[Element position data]
[START]

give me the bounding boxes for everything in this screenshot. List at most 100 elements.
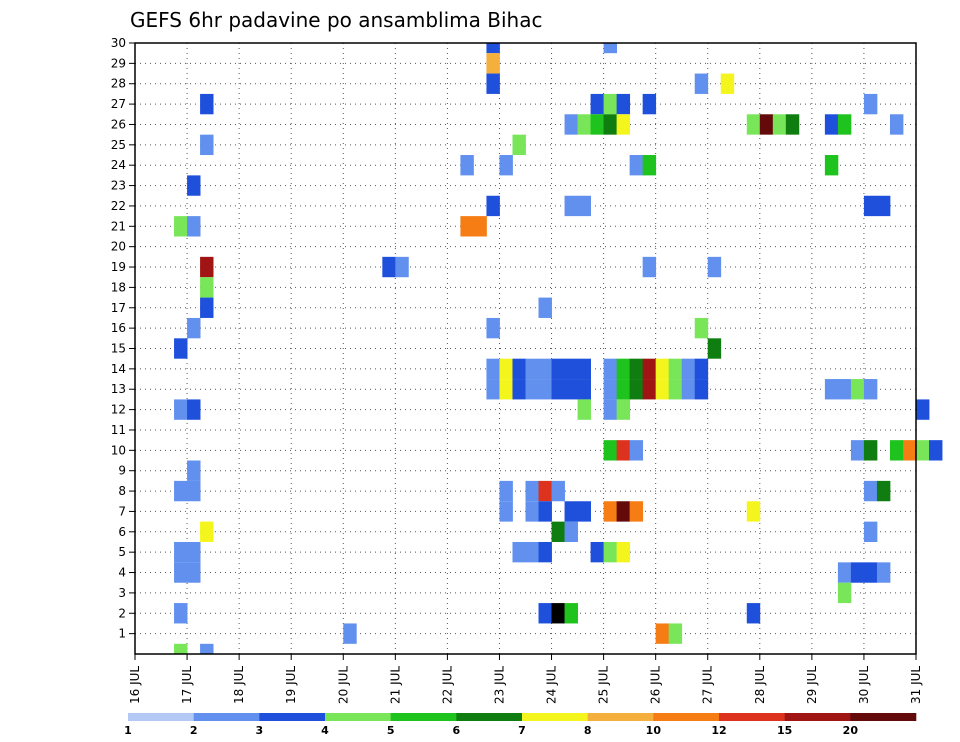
data-cell xyxy=(889,114,904,135)
y-tick-label: 2 xyxy=(118,606,126,620)
data-cell xyxy=(603,501,618,522)
data-cell xyxy=(200,643,214,654)
x-tick-label: 21 JUL xyxy=(388,666,402,704)
data-cell xyxy=(538,358,552,380)
data-cell xyxy=(486,53,500,74)
data-cell xyxy=(603,379,618,400)
data-cell xyxy=(486,379,500,400)
data-cell xyxy=(486,73,500,94)
y-tick-label: 27 xyxy=(111,97,126,111)
data-cell xyxy=(824,114,839,135)
data-cell xyxy=(902,440,917,461)
data-cell xyxy=(668,379,683,400)
x-tick-label: 22 JUL xyxy=(440,666,454,704)
data-cell xyxy=(460,155,474,176)
data-cell xyxy=(603,440,618,461)
data-cell xyxy=(590,93,604,115)
y-tick-label: 1 xyxy=(118,627,126,641)
data-cell xyxy=(174,603,188,624)
data-cell xyxy=(668,623,683,644)
data-cell xyxy=(603,358,618,380)
data-cell xyxy=(564,195,578,217)
data-cell xyxy=(187,216,201,237)
data-cell xyxy=(616,501,631,522)
y-tick-label: 9 xyxy=(118,464,126,478)
data-cell xyxy=(499,358,513,380)
y-tick-label: 16 xyxy=(111,321,126,335)
y-tick-label: 14 xyxy=(111,362,126,376)
colorbar-segment xyxy=(193,713,260,721)
data-cell xyxy=(863,195,878,217)
data-cell xyxy=(694,73,709,94)
y-tick-label: 20 xyxy=(111,240,126,254)
y-tick-label: 4 xyxy=(118,566,126,580)
data-cell xyxy=(707,338,722,359)
data-cell xyxy=(772,114,787,135)
data-cell xyxy=(551,521,565,542)
data-cell xyxy=(629,358,644,380)
data-cell xyxy=(603,541,618,563)
colorbar-label: 12 xyxy=(711,724,726,737)
data-cell xyxy=(876,480,891,502)
data-cell xyxy=(590,541,604,563)
data-cell xyxy=(395,256,409,278)
data-cell xyxy=(499,379,513,400)
colorbar-segment xyxy=(390,713,457,721)
data-cell xyxy=(460,216,474,237)
data-cell xyxy=(916,440,930,461)
data-cell xyxy=(694,317,709,339)
data-cell xyxy=(616,399,631,420)
data-cell xyxy=(863,93,878,115)
x-tick-label: 27 JUL xyxy=(701,666,715,704)
data-cell xyxy=(694,379,709,400)
colorbar-label: 1 xyxy=(124,724,132,737)
data-cell xyxy=(694,358,709,380)
colorbar-segment xyxy=(719,713,785,721)
data-cell xyxy=(512,134,526,156)
data-cell xyxy=(603,399,618,420)
data-cell xyxy=(187,480,201,502)
colorbar-segment xyxy=(456,713,523,721)
x-tick-label: 19 JUL xyxy=(284,666,298,704)
x-tick-label: 31 JUL xyxy=(909,666,923,704)
data-cell xyxy=(850,440,865,461)
data-cell xyxy=(876,195,891,217)
data-cell xyxy=(564,379,578,400)
data-cell xyxy=(564,501,578,522)
y-tick-label: 18 xyxy=(111,280,126,294)
data-cell xyxy=(382,256,396,278)
y-tick-label: 8 xyxy=(118,484,126,498)
data-cell xyxy=(577,501,591,522)
data-cell xyxy=(707,256,722,278)
data-cell xyxy=(174,216,188,237)
colorbar-label: 10 xyxy=(646,724,662,737)
data-cell xyxy=(668,358,683,380)
colorbar-label: 4 xyxy=(321,724,329,737)
data-cell xyxy=(629,379,644,400)
data-cell xyxy=(200,521,214,542)
data-cell xyxy=(824,155,839,176)
y-tick-label: 15 xyxy=(111,342,126,356)
y-tick-label: 22 xyxy=(111,199,126,213)
data-cell xyxy=(863,562,878,583)
data-cell xyxy=(655,623,670,644)
colorbar-label: 15 xyxy=(777,724,792,737)
y-tick-label: 17 xyxy=(111,301,126,315)
y-tick-label: 6 xyxy=(118,525,126,539)
data-cell xyxy=(916,399,930,420)
data-cell xyxy=(603,93,618,115)
data-cell xyxy=(577,379,591,400)
data-cell xyxy=(889,440,904,461)
data-cell xyxy=(577,358,591,380)
data-cell xyxy=(642,358,657,380)
data-cell xyxy=(551,358,565,380)
colorbar-label: 6 xyxy=(453,724,461,737)
data-cell xyxy=(512,358,526,380)
data-cell xyxy=(616,114,631,135)
data-cell xyxy=(200,297,214,318)
data-cell xyxy=(564,358,578,380)
y-tick-label: 10 xyxy=(111,443,126,457)
y-tick-label: 13 xyxy=(111,382,126,396)
data-cell xyxy=(551,603,565,624)
data-cell xyxy=(499,155,513,176)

[END]

→ **Directions for this task**
Reproduce every line above word for word, leaving out the picture.

→ **Complete response**
give me the bounding boxes for everything in this screenshot. List at most 100 elements.
data-cell xyxy=(889,114,904,135)
y-tick-label: 2 xyxy=(118,606,126,620)
data-cell xyxy=(603,501,618,522)
data-cell xyxy=(200,643,214,654)
x-tick-label: 21 JUL xyxy=(388,666,402,704)
data-cell xyxy=(538,358,552,380)
data-cell xyxy=(486,53,500,74)
data-cell xyxy=(603,379,618,400)
data-cell xyxy=(486,379,500,400)
data-cell xyxy=(486,73,500,94)
y-tick-label: 27 xyxy=(111,97,126,111)
data-cell xyxy=(824,114,839,135)
data-cell xyxy=(902,440,917,461)
data-cell xyxy=(668,379,683,400)
x-tick-label: 22 JUL xyxy=(440,666,454,704)
data-cell xyxy=(460,155,474,176)
data-cell xyxy=(603,440,618,461)
data-cell xyxy=(590,93,604,115)
y-tick-label: 1 xyxy=(118,627,126,641)
data-cell xyxy=(174,603,188,624)
data-cell xyxy=(668,623,683,644)
data-cell xyxy=(603,358,618,380)
data-cell xyxy=(564,195,578,217)
data-cell xyxy=(187,216,201,237)
data-cell xyxy=(616,501,631,522)
y-tick-label: 9 xyxy=(118,464,126,478)
data-cell xyxy=(499,358,513,380)
y-tick-label: 16 xyxy=(111,321,126,335)
y-tick-label: 14 xyxy=(111,362,126,376)
colorbar-segment xyxy=(193,713,260,721)
data-cell xyxy=(863,195,878,217)
data-cell xyxy=(694,73,709,94)
y-tick-label: 20 xyxy=(111,240,126,254)
y-tick-label: 4 xyxy=(118,566,126,580)
data-cell xyxy=(707,338,722,359)
data-cell xyxy=(772,114,787,135)
data-cell xyxy=(551,521,565,542)
data-cell xyxy=(629,358,644,380)
data-cell xyxy=(603,541,618,563)
colorbar-label: 12 xyxy=(711,724,726,737)
data-cell xyxy=(876,480,891,502)
data-cell xyxy=(590,541,604,563)
data-cell xyxy=(395,256,409,278)
data-cell xyxy=(499,379,513,400)
colorbar-segment xyxy=(390,713,457,721)
data-cell xyxy=(460,216,474,237)
data-cell xyxy=(916,440,930,461)
data-cell xyxy=(694,317,709,339)
data-cell xyxy=(616,399,631,420)
data-cell xyxy=(863,93,878,115)
x-tick-label: 27 JUL xyxy=(701,666,715,704)
data-cell xyxy=(694,379,709,400)
colorbar-label: 1 xyxy=(124,724,132,737)
data-cell xyxy=(694,358,709,380)
colorbar-segment xyxy=(719,713,785,721)
data-cell xyxy=(512,134,526,156)
data-cell xyxy=(603,399,618,420)
data-cell xyxy=(187,480,201,502)
colorbar-segment xyxy=(456,713,523,721)
x-tick-label: 19 JUL xyxy=(284,666,298,704)
x-tick-label: 31 JUL xyxy=(909,666,923,704)
data-cell xyxy=(850,440,865,461)
data-cell xyxy=(876,195,891,217)
data-cell xyxy=(564,379,578,400)
data-cell xyxy=(564,501,578,522)
y-tick-label: 18 xyxy=(111,280,126,294)
data-cell xyxy=(382,256,396,278)
y-tick-label: 8 xyxy=(118,484,126,498)
data-cell xyxy=(577,501,591,522)
data-cell xyxy=(707,256,722,278)
data-cell xyxy=(174,216,188,237)
colorbar-label: 10 xyxy=(646,724,662,737)
data-cell xyxy=(668,358,683,380)
colorbar-label: 4 xyxy=(321,724,329,737)
data-cell xyxy=(629,379,644,400)
data-cell xyxy=(200,521,214,542)
data-cell xyxy=(824,155,839,176)
y-tick-label: 15 xyxy=(111,342,126,356)
y-tick-label: 22 xyxy=(111,199,126,213)
data-cell xyxy=(863,562,878,583)
data-cell xyxy=(655,623,670,644)
colorbar-label: 15 xyxy=(777,724,792,737)
y-tick-label: 17 xyxy=(111,301,126,315)
y-tick-label: 6 xyxy=(118,525,126,539)
data-cell xyxy=(916,399,930,420)
data-cell xyxy=(603,93,618,115)
data-cell xyxy=(577,379,591,400)
data-cell xyxy=(889,440,904,461)
data-cell xyxy=(577,358,591,380)
data-cell xyxy=(642,358,657,380)
data-cell xyxy=(551,358,565,380)
colorbar-label: 6 xyxy=(453,724,461,737)
data-cell xyxy=(512,358,526,380)
data-cell xyxy=(616,114,631,135)
data-cell xyxy=(200,297,214,318)
data-cell xyxy=(564,358,578,380)
y-tick-label: 10 xyxy=(111,443,126,457)
y-tick-label: 13 xyxy=(111,382,126,396)
data-cell xyxy=(551,603,565,624)
data-cell xyxy=(499,155,513,176)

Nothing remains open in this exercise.